#### ARBEITSAUFTRAG:
Entnimm bitte dem Text über die Radfähre Ennsegg wortgetreu den Abschnitt zwischen „Positive Bilanz: Kapitäne“ und „1.064 Personen übertroffen.“, beide Stellen eingeschlossen.

#### VORLIEGENDER TEXT:

┌──

Positive Bilanz: Kapitäne der Radfähre Ennsegg ermöglichten heuer 24.000 Passagieren die Querung der Donau
MAUTHAUSEN. Fast 24.000 Personen transportierten heuer die 15 Fährmänner auf der Donauradfähre „Ennsegg“ zwischen Mauthausen und Enns bzw. St. Pantaleon-Erla. Dafür gab es am Samstag bei der traditionellen Fährmänner-Weihnachtsfeier im Hotel „Zum goldenen Schiff“ in Enns Lob und Geschenke. Dieser Wert wurde nämlich bislang nur im Jahr 2011 um 1.064 Personen übertroffen.

Seit mehr als 24 Jahren gibt es sie, die schwimmende Verbindung zwischen dem Donaumarkt Mauthausen und der ältesten Stadt Österreichs, Enns. Auf Initiative des Ennser Tourismusverbandes machen zwischen Mai und September fünfzehn Fährmänner täglich Dienst und befördern Personen mit oder ohne Fahrrad zwischen den beiden Ufern. „Ich bedanke mich jedes Jahr im Dezember mit einer Weihnachtsfeier, bei der es nicht nur Essen und Trinken, sondern auch kleine Geschenke für die Fährmänner gibt“, erklärt der Ennser-Tourismusvorsitzende Wolfgang Brunner.
Guglhupf für die meisten Kilometer
Und da gibt es auch noch die „Guglhupfwette“ - wer die meisten Kilometer absolviert hat, erhält von Brunner einen Guglhupf. Heuer waren das gleich zwei, nämlich Robert Fellinger aus Mauthausen und Norbert Kneifel aus Enns. Neben dem verantwortungsvollen Job an Bord der Fähre steht zu Saisonbeginn bzw. -ende auch noch das Aus- bzw. Einwintern auf dem Arbeitsprogramm. Hier gilt es genauestens zu untersuchen, ob das schwimmende Gefährt noch absolut den geltenden Sicherheitsbestimmungen entspricht.
Mauthausener Touristiker leisten finanziellen Beitrag
„Wir beteiligen uns jährlich an den Kosten des Betriebes der Fähre und laden die Fährmänner auch zu den Mauthausener-Stammtischen ein“, so die beiden Mauthausener Tourismuschefs Gottfried Kraft und Anita Peterseil.

└──

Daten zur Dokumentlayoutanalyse
┌──

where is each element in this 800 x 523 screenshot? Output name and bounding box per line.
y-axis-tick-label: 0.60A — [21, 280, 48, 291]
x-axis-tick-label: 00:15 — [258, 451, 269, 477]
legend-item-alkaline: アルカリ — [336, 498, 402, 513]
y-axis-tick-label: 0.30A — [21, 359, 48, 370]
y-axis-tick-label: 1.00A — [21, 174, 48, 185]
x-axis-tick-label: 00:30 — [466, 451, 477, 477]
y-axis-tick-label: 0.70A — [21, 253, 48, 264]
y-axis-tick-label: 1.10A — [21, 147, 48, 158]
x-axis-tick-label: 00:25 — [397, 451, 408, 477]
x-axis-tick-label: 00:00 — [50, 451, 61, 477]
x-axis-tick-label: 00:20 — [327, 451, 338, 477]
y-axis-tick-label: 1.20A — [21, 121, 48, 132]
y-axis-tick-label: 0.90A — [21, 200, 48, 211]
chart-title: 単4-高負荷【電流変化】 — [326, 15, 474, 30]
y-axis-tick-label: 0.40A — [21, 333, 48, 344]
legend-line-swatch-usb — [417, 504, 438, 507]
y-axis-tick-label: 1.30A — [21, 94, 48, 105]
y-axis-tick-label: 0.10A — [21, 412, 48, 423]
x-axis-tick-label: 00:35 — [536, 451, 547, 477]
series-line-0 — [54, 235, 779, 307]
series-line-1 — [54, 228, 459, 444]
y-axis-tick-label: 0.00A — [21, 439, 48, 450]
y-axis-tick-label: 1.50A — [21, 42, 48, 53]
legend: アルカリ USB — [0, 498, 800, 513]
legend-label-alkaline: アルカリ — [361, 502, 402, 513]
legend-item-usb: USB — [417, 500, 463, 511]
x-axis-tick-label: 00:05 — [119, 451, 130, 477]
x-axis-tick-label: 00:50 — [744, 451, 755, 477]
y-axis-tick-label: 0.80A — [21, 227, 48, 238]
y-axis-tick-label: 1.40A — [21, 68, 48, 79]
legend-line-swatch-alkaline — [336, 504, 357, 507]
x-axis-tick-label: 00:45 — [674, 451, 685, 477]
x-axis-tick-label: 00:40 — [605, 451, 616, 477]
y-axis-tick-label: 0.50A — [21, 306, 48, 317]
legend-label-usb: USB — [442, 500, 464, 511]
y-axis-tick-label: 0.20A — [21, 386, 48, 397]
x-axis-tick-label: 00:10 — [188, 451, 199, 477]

└──

#### LÖSUNG:
Positive Bilanz: Kapitäne der Radfähre Ennsegg ermöglichten heuer 24.000 Passagieren die Querung der Donau
MAUTHAUSEN. Fast 24.000 Personen transportierten heuer die 15 Fährmänner auf der Donauradfähre „Ennsegg“ zwischen Mauthausen und Enns bzw. St. Pantaleon-Erla. Dafür gab es am Samstag bei der traditionellen Fährmänner-Weihnachtsfeier im Hotel „Zum goldenen Schiff“ in Enns Lob und Geschenke. Dieser Wert wurde nämlich bislang nur im Jahr 2011 um 1.064 Personen übertroffen.